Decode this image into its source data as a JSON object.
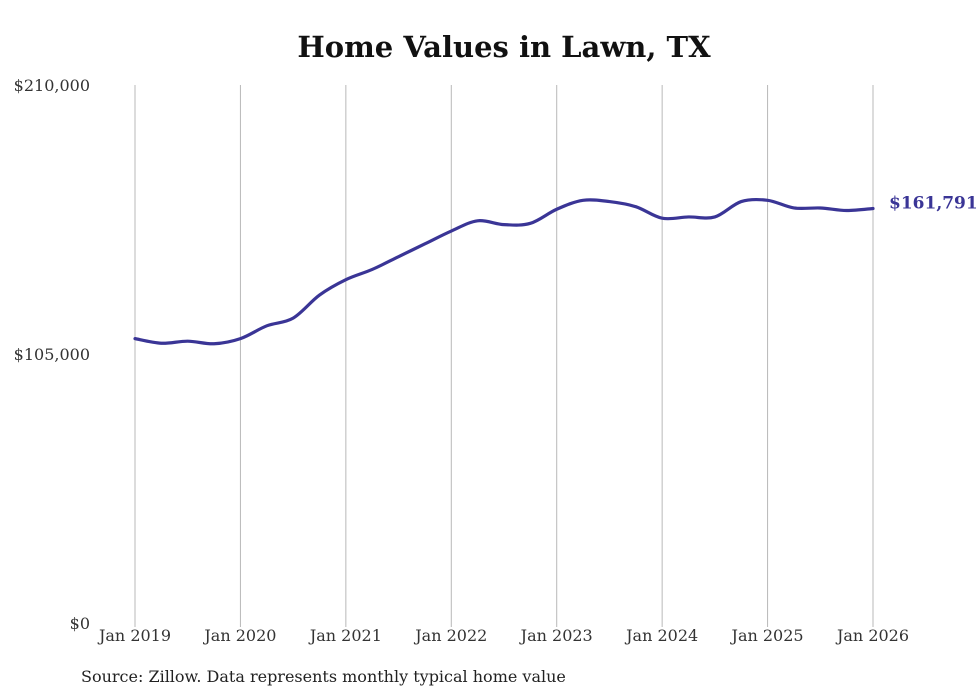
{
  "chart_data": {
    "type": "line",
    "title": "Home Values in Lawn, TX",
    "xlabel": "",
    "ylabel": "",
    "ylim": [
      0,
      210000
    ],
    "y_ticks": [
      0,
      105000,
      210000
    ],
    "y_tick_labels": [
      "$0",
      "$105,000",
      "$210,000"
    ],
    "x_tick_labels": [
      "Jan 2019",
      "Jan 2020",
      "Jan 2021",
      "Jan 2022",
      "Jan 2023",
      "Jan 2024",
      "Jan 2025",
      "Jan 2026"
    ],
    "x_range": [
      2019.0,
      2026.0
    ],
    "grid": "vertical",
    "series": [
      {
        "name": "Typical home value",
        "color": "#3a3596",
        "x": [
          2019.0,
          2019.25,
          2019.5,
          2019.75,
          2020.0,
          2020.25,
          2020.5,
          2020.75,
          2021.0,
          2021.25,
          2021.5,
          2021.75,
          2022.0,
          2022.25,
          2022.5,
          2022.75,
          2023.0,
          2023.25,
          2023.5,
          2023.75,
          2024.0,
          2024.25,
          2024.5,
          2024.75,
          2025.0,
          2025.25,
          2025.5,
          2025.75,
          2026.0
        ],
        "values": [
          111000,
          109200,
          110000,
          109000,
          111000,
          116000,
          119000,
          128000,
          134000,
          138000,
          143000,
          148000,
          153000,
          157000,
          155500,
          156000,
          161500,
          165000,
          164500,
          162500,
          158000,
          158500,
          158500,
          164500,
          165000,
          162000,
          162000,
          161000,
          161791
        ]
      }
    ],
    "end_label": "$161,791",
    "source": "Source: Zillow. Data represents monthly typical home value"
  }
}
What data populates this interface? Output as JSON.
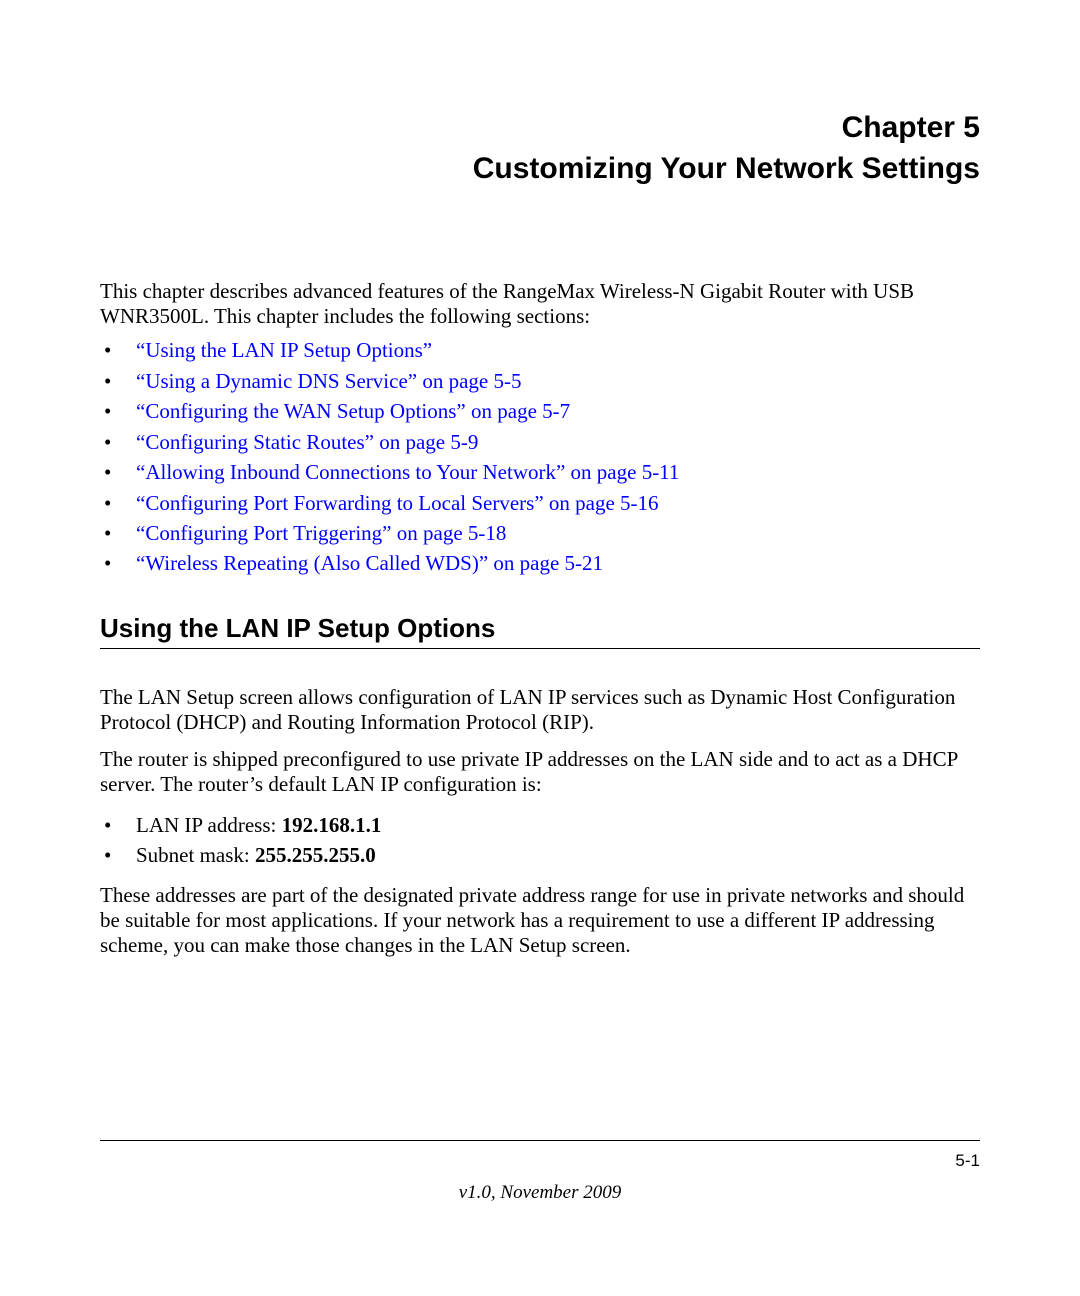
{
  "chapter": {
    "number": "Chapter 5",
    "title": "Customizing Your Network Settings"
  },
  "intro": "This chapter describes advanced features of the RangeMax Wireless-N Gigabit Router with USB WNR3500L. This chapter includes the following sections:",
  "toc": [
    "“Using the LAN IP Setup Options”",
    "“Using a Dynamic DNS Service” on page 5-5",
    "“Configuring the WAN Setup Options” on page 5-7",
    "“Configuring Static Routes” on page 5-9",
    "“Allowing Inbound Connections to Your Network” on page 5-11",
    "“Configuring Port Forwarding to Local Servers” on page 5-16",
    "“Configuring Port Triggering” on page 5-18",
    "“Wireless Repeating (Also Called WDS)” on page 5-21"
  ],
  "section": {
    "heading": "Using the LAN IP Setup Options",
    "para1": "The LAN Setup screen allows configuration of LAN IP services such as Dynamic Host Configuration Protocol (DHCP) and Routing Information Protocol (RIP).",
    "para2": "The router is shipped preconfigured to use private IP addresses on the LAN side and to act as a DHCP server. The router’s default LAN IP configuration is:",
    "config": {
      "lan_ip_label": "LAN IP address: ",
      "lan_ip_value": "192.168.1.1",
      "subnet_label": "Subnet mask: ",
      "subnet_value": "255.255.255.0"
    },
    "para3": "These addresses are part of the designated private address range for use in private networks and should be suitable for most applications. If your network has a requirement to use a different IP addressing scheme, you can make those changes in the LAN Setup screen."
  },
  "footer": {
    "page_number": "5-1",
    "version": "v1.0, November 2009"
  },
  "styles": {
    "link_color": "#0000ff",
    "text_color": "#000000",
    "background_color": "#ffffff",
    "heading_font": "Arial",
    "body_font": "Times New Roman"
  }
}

━━━━━━━━

* SET TASK *
Leave the pictures out and write out every entry exactly as given.

* OUTPUT BELOW *
Decode this image into its source data as a JSON object.
{
  "chart_data": {
    "type": "line",
    "title": "Home Values in Lawn, TX",
    "xlabel": "",
    "ylabel": "",
    "ylim": [
      0,
      210000
    ],
    "y_ticks": [
      0,
      105000,
      210000
    ],
    "y_tick_labels": [
      "$0",
      "$105,000",
      "$210,000"
    ],
    "x_tick_labels": [
      "Jan 2019",
      "Jan 2020",
      "Jan 2021",
      "Jan 2022",
      "Jan 2023",
      "Jan 2024",
      "Jan 2025",
      "Jan 2026"
    ],
    "x_range": [
      2019.0,
      2026.0
    ],
    "grid": "vertical",
    "series": [
      {
        "name": "Typical home value",
        "color": "#3a3596",
        "x": [
          2019.0,
          2019.25,
          2019.5,
          2019.75,
          2020.0,
          2020.25,
          2020.5,
          2020.75,
          2021.0,
          2021.25,
          2021.5,
          2021.75,
          2022.0,
          2022.25,
          2022.5,
          2022.75,
          2023.0,
          2023.25,
          2023.5,
          2023.75,
          2024.0,
          2024.25,
          2024.5,
          2024.75,
          2025.0,
          2025.25,
          2025.5,
          2025.75,
          2026.0
        ],
        "values": [
          111000,
          109200,
          110000,
          109000,
          111000,
          116000,
          119000,
          128000,
          134000,
          138000,
          143000,
          148000,
          153000,
          157000,
          155500,
          156000,
          161500,
          165000,
          164500,
          162500,
          158000,
          158500,
          158500,
          164500,
          165000,
          162000,
          162000,
          161000,
          161791
        ]
      }
    ],
    "end_label": "$161,791",
    "source": "Source: Zillow. Data represents monthly typical home value"
  }
}
What data populates this interface? Output as JSON.
{
  "chapter": {
    "number": "Chapter 5",
    "title": "Customizing Your Network Settings"
  },
  "intro": "This chapter describes advanced features of the RangeMax Wireless-N Gigabit Router with USB WNR3500L. This chapter includes the following sections:",
  "toc": [
    "“Using the LAN IP Setup Options”",
    "“Using a Dynamic DNS Service” on page 5-5",
    "“Configuring the WAN Setup Options” on page 5-7",
    "“Configuring Static Routes” on page 5-9",
    "“Allowing Inbound Connections to Your Network” on page 5-11",
    "“Configuring Port Forwarding to Local Servers” on page 5-16",
    "“Configuring Port Triggering” on page 5-18",
    "“Wireless Repeating (Also Called WDS)” on page 5-21"
  ],
  "section": {
    "heading": "Using the LAN IP Setup Options",
    "para1": "The LAN Setup screen allows configuration of LAN IP services such as Dynamic Host Configuration Protocol (DHCP) and Routing Information Protocol (RIP).",
    "para2": "The router is shipped preconfigured to use private IP addresses on the LAN side and to act as a DHCP server. The router’s default LAN IP configuration is:",
    "config": {
      "lan_ip_label": "LAN IP address: ",
      "lan_ip_value": "192.168.1.1",
      "subnet_label": "Subnet mask: ",
      "subnet_value": "255.255.255.0"
    },
    "para3": "These addresses are part of the designated private address range for use in private networks and should be suitable for most applications. If your network has a requirement to use a different IP addressing scheme, you can make those changes in the LAN Setup screen."
  },
  "footer": {
    "page_number": "5-1",
    "version": "v1.0, November 2009"
  },
  "styles": {
    "link_color": "#0000ff",
    "text_color": "#000000",
    "background_color": "#ffffff",
    "heading_font": "Arial",
    "body_font": "Times New Roman"
  }
}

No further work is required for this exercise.